▸ Instructions to follow
Copy out every one of the following lines word for word, leaving out the pictures.

▸ Records supplied
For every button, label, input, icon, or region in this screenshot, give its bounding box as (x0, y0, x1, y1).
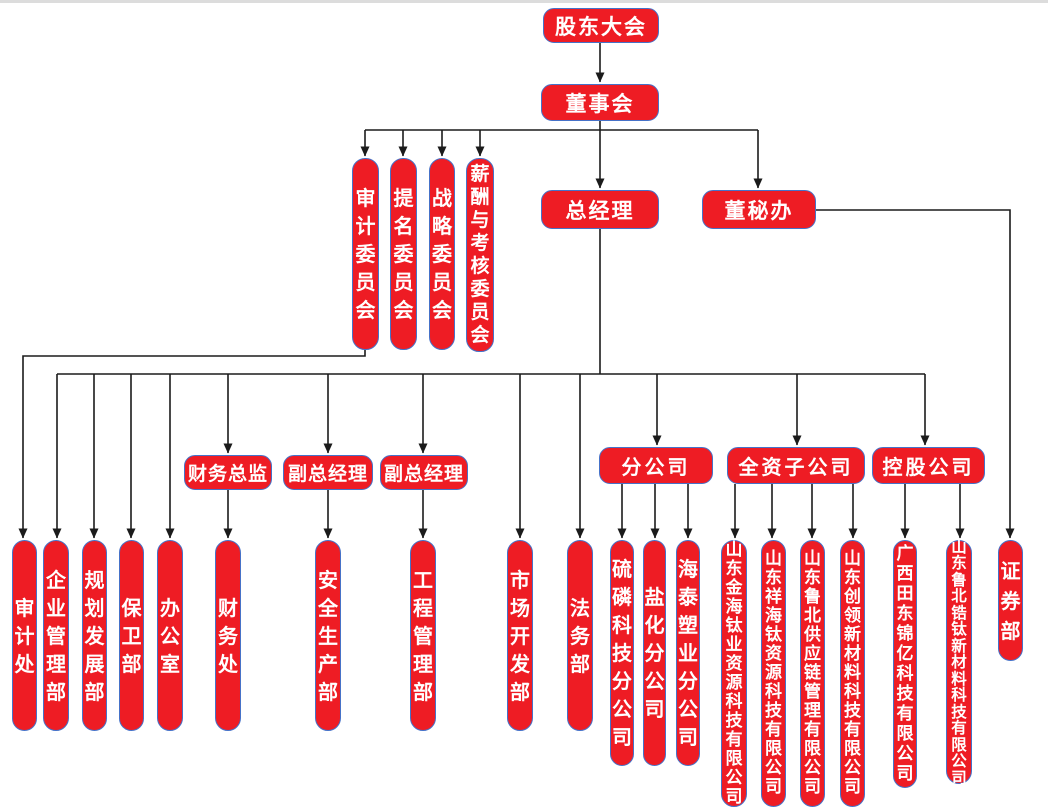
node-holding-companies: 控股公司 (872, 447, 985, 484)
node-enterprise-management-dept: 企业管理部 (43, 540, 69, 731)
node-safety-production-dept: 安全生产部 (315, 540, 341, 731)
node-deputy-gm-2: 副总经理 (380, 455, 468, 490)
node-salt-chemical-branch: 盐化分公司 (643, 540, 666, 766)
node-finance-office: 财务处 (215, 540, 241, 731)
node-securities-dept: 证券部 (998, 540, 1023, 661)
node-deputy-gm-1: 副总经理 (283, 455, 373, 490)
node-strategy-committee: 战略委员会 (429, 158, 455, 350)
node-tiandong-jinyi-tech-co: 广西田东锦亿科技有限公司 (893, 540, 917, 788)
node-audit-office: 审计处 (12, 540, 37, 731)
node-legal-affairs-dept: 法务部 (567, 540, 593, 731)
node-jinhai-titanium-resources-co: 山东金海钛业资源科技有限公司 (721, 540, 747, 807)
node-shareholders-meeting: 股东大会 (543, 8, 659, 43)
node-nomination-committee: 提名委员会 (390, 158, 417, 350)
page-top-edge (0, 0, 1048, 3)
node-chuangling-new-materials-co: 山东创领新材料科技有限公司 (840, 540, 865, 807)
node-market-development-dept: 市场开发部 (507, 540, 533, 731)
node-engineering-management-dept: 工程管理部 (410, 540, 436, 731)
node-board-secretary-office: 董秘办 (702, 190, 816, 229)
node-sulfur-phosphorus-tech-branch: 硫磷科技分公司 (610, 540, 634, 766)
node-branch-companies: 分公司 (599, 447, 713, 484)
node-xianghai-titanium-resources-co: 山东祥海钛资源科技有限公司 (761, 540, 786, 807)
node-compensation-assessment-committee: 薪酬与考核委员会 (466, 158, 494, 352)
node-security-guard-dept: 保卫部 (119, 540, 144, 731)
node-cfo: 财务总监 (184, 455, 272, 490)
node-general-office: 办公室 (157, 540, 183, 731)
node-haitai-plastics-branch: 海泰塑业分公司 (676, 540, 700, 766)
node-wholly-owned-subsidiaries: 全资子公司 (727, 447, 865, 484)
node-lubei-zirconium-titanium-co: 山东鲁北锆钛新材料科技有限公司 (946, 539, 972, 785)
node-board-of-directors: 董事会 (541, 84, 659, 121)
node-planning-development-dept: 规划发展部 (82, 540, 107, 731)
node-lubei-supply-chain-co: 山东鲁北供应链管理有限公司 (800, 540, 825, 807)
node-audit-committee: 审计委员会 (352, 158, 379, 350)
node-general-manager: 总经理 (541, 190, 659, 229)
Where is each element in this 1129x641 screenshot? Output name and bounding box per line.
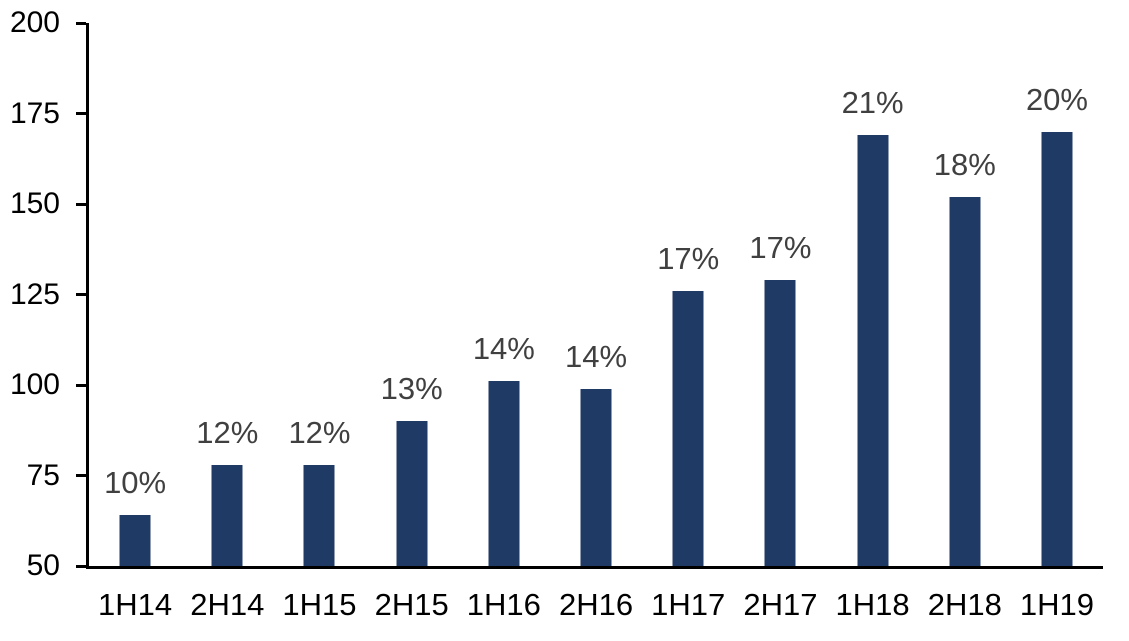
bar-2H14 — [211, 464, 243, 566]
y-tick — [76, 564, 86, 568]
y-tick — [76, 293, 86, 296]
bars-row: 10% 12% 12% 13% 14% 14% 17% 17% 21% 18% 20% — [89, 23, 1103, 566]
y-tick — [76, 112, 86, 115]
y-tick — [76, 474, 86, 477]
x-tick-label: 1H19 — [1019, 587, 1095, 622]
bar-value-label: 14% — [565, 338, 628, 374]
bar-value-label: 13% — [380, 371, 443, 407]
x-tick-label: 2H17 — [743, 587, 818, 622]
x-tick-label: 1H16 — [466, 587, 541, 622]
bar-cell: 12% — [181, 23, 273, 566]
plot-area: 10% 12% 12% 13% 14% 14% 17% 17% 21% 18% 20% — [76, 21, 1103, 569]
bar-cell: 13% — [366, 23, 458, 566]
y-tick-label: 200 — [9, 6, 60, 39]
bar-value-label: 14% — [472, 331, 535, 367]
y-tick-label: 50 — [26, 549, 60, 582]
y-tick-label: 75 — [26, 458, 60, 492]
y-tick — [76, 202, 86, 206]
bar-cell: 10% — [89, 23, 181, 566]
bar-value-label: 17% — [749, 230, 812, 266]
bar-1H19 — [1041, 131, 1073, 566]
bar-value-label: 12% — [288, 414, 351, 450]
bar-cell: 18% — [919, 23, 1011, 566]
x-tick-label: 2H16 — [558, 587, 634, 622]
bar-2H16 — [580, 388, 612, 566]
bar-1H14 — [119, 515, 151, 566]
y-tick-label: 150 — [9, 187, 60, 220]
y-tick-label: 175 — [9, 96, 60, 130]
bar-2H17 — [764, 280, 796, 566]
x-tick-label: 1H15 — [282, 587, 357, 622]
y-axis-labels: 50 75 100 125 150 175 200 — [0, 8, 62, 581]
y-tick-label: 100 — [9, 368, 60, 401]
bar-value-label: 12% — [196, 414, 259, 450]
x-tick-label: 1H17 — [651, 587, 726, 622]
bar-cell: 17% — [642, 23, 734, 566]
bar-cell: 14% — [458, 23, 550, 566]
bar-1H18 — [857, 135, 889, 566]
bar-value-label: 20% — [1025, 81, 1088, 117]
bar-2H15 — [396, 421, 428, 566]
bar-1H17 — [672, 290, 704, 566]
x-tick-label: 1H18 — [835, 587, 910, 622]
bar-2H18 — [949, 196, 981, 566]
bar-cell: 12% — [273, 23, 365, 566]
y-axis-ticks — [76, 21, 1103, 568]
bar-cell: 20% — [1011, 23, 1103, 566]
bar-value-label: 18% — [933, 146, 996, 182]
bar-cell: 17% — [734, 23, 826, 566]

▸ Result
For every button, label, input, icon, or region in this screenshot, give its bounding box as (x0, y0, x1, y1).
node-holding-companies: 控股公司 (872, 447, 985, 484)
node-enterprise-management-dept: 企业管理部 (43, 540, 69, 731)
node-safety-production-dept: 安全生产部 (315, 540, 341, 731)
node-deputy-gm-2: 副总经理 (380, 455, 468, 490)
node-salt-chemical-branch: 盐化分公司 (643, 540, 666, 766)
node-finance-office: 财务处 (215, 540, 241, 731)
node-securities-dept: 证券部 (998, 540, 1023, 661)
node-deputy-gm-1: 副总经理 (283, 455, 373, 490)
node-strategy-committee: 战略委员会 (429, 158, 455, 350)
node-tiandong-jinyi-tech-co: 广西田东锦亿科技有限公司 (893, 540, 917, 788)
node-audit-office: 审计处 (12, 540, 37, 731)
node-legal-affairs-dept: 法务部 (567, 540, 593, 731)
node-jinhai-titanium-resources-co: 山东金海钛业资源科技有限公司 (721, 540, 747, 807)
node-shareholders-meeting: 股东大会 (543, 8, 659, 43)
node-nomination-committee: 提名委员会 (390, 158, 417, 350)
page-top-edge (0, 0, 1048, 3)
node-chuangling-new-materials-co: 山东创领新材料科技有限公司 (840, 540, 865, 807)
node-market-development-dept: 市场开发部 (507, 540, 533, 731)
node-engineering-management-dept: 工程管理部 (410, 540, 436, 731)
node-board-secretary-office: 董秘办 (702, 190, 816, 229)
node-sulfur-phosphorus-tech-branch: 硫磷科技分公司 (610, 540, 634, 766)
node-branch-companies: 分公司 (599, 447, 713, 484)
node-xianghai-titanium-resources-co: 山东祥海钛资源科技有限公司 (761, 540, 786, 807)
node-compensation-assessment-committee: 薪酬与考核委员会 (466, 158, 494, 352)
node-security-guard-dept: 保卫部 (119, 540, 144, 731)
node-cfo: 财务总监 (184, 455, 272, 490)
node-general-office: 办公室 (157, 540, 183, 731)
node-haitai-plastics-branch: 海泰塑业分公司 (676, 540, 700, 766)
node-wholly-owned-subsidiaries: 全资子公司 (727, 447, 865, 484)
node-lubei-zirconium-titanium-co: 山东鲁北锆钛新材料科技有限公司 (946, 539, 972, 785)
node-board-of-directors: 董事会 (541, 84, 659, 121)
node-planning-development-dept: 规划发展部 (82, 540, 107, 731)
node-lubei-supply-chain-co: 山东鲁北供应链管理有限公司 (800, 540, 825, 807)
node-audit-committee: 审计委员会 (352, 158, 379, 350)
node-general-manager: 总经理 (541, 190, 659, 229)
Where is each element in this 1129x641 screenshot? Output name and bounding box per line.
bar-2H14 — [211, 464, 243, 566]
y-tick — [76, 564, 86, 568]
y-tick — [76, 293, 86, 296]
bars-row: 10% 12% 12% 13% 14% 14% 17% 17% 21% 18% 20% — [89, 23, 1103, 566]
y-tick — [76, 112, 86, 115]
y-tick — [76, 474, 86, 477]
x-tick-label: 1H19 — [1019, 587, 1095, 622]
bar-value-label: 14% — [565, 338, 628, 374]
bar-value-label: 13% — [380, 371, 443, 407]
x-tick-label: 2H17 — [743, 587, 818, 622]
x-tick-label: 1H16 — [466, 587, 541, 622]
bar-cell: 12% — [181, 23, 273, 566]
plot-area: 10% 12% 12% 13% 14% 14% 17% 17% 21% 18% 20% — [76, 21, 1103, 569]
bar-cell: 13% — [366, 23, 458, 566]
y-tick-label: 200 — [9, 6, 60, 39]
bar-value-label: 14% — [472, 331, 535, 367]
y-tick-label: 50 — [26, 549, 60, 582]
y-tick-label: 75 — [26, 458, 60, 492]
y-tick — [76, 202, 86, 206]
bar-cell: 10% — [89, 23, 181, 566]
bar-value-label: 17% — [749, 230, 812, 266]
bar-1H19 — [1041, 131, 1073, 566]
bar-value-label: 12% — [288, 414, 351, 450]
bar-cell: 18% — [919, 23, 1011, 566]
x-tick-label: 2H16 — [558, 587, 634, 622]
bar-2H16 — [580, 388, 612, 566]
bar-1H14 — [119, 515, 151, 566]
y-tick-label: 150 — [9, 187, 60, 220]
y-tick-label: 175 — [9, 96, 60, 130]
bar-2H17 — [764, 280, 796, 566]
x-tick-label: 1H15 — [282, 587, 357, 622]
y-axis-labels: 50 75 100 125 150 175 200 — [0, 8, 62, 581]
y-tick-label: 100 — [9, 368, 60, 401]
bar-value-label: 12% — [196, 414, 259, 450]
x-tick-label: 1H17 — [651, 587, 726, 622]
bar-cell: 17% — [642, 23, 734, 566]
bar-cell: 14% — [458, 23, 550, 566]
bar-1H18 — [857, 135, 889, 566]
bar-value-label: 20% — [1025, 81, 1088, 117]
bar-2H15 — [396, 421, 428, 566]
bar-1H17 — [672, 290, 704, 566]
x-tick-label: 1H18 — [835, 587, 910, 622]
bar-2H18 — [949, 196, 981, 566]
bar-cell: 12% — [273, 23, 365, 566]
y-axis-ticks — [76, 21, 1103, 568]
bar-cell: 20% — [1011, 23, 1103, 566]
bar-value-label: 18% — [933, 146, 996, 182]
bar-cell: 17% — [734, 23, 826, 566]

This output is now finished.